YOUR INSTRUCTIONS - Repeat the entire listing exactly as written.

[Some records]
Begin

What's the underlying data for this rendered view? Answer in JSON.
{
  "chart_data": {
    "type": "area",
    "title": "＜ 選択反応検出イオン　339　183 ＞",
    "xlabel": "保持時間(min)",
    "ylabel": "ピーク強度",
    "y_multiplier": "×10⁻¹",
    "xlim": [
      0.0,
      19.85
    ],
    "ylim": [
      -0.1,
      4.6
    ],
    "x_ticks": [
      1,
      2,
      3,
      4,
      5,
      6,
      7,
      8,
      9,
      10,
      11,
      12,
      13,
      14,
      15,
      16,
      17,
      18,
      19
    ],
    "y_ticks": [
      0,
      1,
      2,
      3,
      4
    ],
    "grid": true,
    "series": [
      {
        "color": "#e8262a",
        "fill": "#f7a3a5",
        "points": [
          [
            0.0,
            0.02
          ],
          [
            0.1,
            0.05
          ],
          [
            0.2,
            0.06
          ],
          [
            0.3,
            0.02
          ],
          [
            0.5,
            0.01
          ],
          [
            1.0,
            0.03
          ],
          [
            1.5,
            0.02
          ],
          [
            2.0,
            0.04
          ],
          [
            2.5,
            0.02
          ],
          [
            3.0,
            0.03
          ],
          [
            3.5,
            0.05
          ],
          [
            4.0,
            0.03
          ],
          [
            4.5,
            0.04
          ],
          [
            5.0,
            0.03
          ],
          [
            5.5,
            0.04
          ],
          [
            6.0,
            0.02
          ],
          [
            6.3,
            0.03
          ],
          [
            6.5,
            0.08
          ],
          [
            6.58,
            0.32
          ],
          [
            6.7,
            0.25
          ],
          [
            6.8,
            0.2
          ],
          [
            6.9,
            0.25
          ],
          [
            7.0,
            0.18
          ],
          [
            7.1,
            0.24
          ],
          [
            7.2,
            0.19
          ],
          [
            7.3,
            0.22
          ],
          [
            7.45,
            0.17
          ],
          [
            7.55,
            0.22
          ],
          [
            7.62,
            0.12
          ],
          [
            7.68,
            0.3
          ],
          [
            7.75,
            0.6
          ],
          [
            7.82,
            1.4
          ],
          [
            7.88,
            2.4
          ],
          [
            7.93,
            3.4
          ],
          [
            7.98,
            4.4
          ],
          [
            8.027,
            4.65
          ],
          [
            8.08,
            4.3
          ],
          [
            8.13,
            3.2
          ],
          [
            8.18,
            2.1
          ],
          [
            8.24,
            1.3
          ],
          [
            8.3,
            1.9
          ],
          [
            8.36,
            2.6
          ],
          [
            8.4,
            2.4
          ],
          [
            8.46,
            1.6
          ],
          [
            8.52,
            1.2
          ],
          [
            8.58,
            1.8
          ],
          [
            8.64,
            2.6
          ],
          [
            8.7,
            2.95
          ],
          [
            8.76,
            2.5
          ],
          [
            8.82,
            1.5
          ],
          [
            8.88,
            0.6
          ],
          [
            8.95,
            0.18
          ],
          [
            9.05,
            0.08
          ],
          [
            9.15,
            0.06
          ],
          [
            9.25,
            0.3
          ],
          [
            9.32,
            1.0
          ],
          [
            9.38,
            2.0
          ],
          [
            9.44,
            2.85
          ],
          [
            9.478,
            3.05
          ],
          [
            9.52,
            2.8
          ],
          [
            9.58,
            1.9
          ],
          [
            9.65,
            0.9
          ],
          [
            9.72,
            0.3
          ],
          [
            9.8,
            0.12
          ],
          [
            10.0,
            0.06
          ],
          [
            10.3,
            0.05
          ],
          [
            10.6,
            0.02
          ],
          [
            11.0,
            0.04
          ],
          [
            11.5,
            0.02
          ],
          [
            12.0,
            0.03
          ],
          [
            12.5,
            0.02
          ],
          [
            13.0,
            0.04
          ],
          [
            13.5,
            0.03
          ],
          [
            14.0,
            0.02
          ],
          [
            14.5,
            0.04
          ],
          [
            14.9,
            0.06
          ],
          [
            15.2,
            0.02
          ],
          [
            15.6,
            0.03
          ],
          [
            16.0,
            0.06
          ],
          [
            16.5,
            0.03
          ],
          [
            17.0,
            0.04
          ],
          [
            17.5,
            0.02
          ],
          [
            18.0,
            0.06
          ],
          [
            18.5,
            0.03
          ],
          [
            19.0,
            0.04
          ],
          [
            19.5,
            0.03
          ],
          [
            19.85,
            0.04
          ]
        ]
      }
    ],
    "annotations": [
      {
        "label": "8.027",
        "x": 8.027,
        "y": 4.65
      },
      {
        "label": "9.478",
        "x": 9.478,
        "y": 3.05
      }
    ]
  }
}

End

TASK RESULT -
What's the underlying data for this rendered view? Answer in JSON.
{
  "chart_data": {
    "type": "area",
    "title": "＜ 選択反応検出イオン　339　183 ＞",
    "xlabel": "保持時間(min)",
    "ylabel": "ピーク強度",
    "y_multiplier": "×10⁻¹",
    "xlim": [
      0.0,
      19.85
    ],
    "ylim": [
      -0.1,
      4.6
    ],
    "x_ticks": [
      1,
      2,
      3,
      4,
      5,
      6,
      7,
      8,
      9,
      10,
      11,
      12,
      13,
      14,
      15,
      16,
      17,
      18,
      19
    ],
    "y_ticks": [
      0,
      1,
      2,
      3,
      4
    ],
    "grid": true,
    "series": [
      {
        "color": "#e8262a",
        "fill": "#f7a3a5",
        "points": [
          [
            0.0,
            0.02
          ],
          [
            0.1,
            0.05
          ],
          [
            0.2,
            0.06
          ],
          [
            0.3,
            0.02
          ],
          [
            0.5,
            0.01
          ],
          [
            1.0,
            0.03
          ],
          [
            1.5,
            0.02
          ],
          [
            2.0,
            0.04
          ],
          [
            2.5,
            0.02
          ],
          [
            3.0,
            0.03
          ],
          [
            3.5,
            0.05
          ],
          [
            4.0,
            0.03
          ],
          [
            4.5,
            0.04
          ],
          [
            5.0,
            0.03
          ],
          [
            5.5,
            0.04
          ],
          [
            6.0,
            0.02
          ],
          [
            6.3,
            0.03
          ],
          [
            6.5,
            0.08
          ],
          [
            6.58,
            0.32
          ],
          [
            6.7,
            0.25
          ],
          [
            6.8,
            0.2
          ],
          [
            6.9,
            0.25
          ],
          [
            7.0,
            0.18
          ],
          [
            7.1,
            0.24
          ],
          [
            7.2,
            0.19
          ],
          [
            7.3,
            0.22
          ],
          [
            7.45,
            0.17
          ],
          [
            7.55,
            0.22
          ],
          [
            7.62,
            0.12
          ],
          [
            7.68,
            0.3
          ],
          [
            7.75,
            0.6
          ],
          [
            7.82,
            1.4
          ],
          [
            7.88,
            2.4
          ],
          [
            7.93,
            3.4
          ],
          [
            7.98,
            4.4
          ],
          [
            8.027,
            4.65
          ],
          [
            8.08,
            4.3
          ],
          [
            8.13,
            3.2
          ],
          [
            8.18,
            2.1
          ],
          [
            8.24,
            1.3
          ],
          [
            8.3,
            1.9
          ],
          [
            8.36,
            2.6
          ],
          [
            8.4,
            2.4
          ],
          [
            8.46,
            1.6
          ],
          [
            8.52,
            1.2
          ],
          [
            8.58,
            1.8
          ],
          [
            8.64,
            2.6
          ],
          [
            8.7,
            2.95
          ],
          [
            8.76,
            2.5
          ],
          [
            8.82,
            1.5
          ],
          [
            8.88,
            0.6
          ],
          [
            8.95,
            0.18
          ],
          [
            9.05,
            0.08
          ],
          [
            9.15,
            0.06
          ],
          [
            9.25,
            0.3
          ],
          [
            9.32,
            1.0
          ],
          [
            9.38,
            2.0
          ],
          [
            9.44,
            2.85
          ],
          [
            9.478,
            3.05
          ],
          [
            9.52,
            2.8
          ],
          [
            9.58,
            1.9
          ],
          [
            9.65,
            0.9
          ],
          [
            9.72,
            0.3
          ],
          [
            9.8,
            0.12
          ],
          [
            10.0,
            0.06
          ],
          [
            10.3,
            0.05
          ],
          [
            10.6,
            0.02
          ],
          [
            11.0,
            0.04
          ],
          [
            11.5,
            0.02
          ],
          [
            12.0,
            0.03
          ],
          [
            12.5,
            0.02
          ],
          [
            13.0,
            0.04
          ],
          [
            13.5,
            0.03
          ],
          [
            14.0,
            0.02
          ],
          [
            14.5,
            0.04
          ],
          [
            14.9,
            0.06
          ],
          [
            15.2,
            0.02
          ],
          [
            15.6,
            0.03
          ],
          [
            16.0,
            0.06
          ],
          [
            16.5,
            0.03
          ],
          [
            17.0,
            0.04
          ],
          [
            17.5,
            0.02
          ],
          [
            18.0,
            0.06
          ],
          [
            18.5,
            0.03
          ],
          [
            19.0,
            0.04
          ],
          [
            19.5,
            0.03
          ],
          [
            19.85,
            0.04
          ]
        ]
      }
    ],
    "annotations": [
      {
        "label": "8.027",
        "x": 8.027,
        "y": 4.65
      },
      {
        "label": "9.478",
        "x": 9.478,
        "y": 3.05
      }
    ]
  }
}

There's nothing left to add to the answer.